-- BEGIN EXTRACTED DATA --

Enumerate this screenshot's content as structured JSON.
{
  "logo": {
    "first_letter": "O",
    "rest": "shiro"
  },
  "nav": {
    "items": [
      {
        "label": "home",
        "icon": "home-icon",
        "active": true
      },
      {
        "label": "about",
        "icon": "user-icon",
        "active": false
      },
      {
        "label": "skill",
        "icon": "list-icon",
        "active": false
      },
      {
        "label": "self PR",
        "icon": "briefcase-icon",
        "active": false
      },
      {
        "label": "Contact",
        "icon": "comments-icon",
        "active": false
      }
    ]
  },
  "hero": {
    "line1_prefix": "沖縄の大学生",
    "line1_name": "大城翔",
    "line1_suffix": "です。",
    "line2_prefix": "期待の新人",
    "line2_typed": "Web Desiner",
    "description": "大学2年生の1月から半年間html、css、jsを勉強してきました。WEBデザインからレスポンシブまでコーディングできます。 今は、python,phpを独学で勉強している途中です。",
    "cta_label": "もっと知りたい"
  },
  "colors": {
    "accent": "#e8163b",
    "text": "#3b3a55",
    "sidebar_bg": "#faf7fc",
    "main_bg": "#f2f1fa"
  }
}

-- END EXTRACTED DATA --
-- BEGIN EXTRACTED DATA --

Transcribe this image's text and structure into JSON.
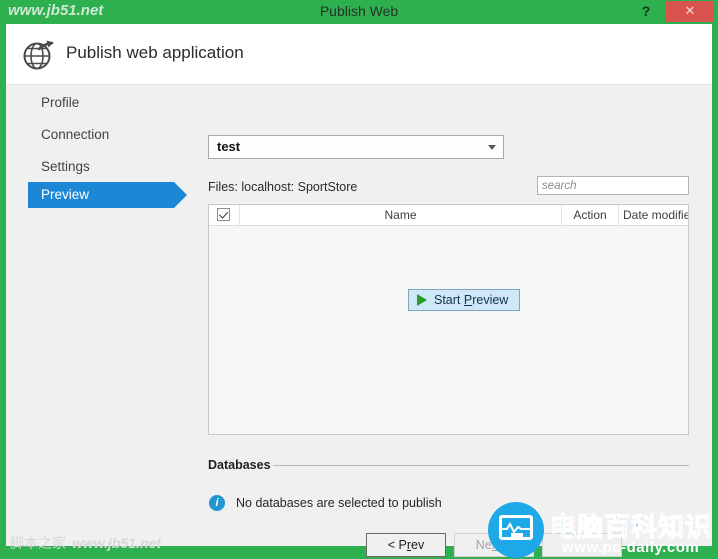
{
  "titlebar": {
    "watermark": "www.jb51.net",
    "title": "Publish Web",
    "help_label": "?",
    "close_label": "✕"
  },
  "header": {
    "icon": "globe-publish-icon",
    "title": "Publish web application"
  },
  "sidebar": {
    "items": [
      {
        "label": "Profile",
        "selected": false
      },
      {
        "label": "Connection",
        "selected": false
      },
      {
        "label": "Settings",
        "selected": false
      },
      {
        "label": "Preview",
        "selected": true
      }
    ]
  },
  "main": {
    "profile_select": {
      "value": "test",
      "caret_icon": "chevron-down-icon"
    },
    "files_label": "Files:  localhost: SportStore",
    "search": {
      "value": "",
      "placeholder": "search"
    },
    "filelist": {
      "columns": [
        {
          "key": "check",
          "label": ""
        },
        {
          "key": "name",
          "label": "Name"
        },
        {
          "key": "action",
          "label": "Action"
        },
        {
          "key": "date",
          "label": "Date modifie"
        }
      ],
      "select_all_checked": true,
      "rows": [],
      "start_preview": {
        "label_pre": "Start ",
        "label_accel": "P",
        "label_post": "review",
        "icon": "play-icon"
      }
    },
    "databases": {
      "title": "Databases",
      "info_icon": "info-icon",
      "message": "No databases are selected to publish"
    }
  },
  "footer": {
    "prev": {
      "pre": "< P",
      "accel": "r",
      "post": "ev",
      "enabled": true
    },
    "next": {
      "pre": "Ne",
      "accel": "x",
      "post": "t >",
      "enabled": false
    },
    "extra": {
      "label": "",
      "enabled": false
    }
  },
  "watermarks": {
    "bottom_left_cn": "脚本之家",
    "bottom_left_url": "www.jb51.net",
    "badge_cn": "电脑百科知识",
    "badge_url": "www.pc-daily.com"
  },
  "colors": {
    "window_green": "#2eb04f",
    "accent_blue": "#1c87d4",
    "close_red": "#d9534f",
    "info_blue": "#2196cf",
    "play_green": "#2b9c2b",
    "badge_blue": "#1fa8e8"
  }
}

-- END EXTRACTED DATA --

## BRIEF:
Using the listing above, list every line in which the string "text" occurs.

## SOLUTION:
    "text": "#3b3a55",
Transcribe this image's text and structure into JSON.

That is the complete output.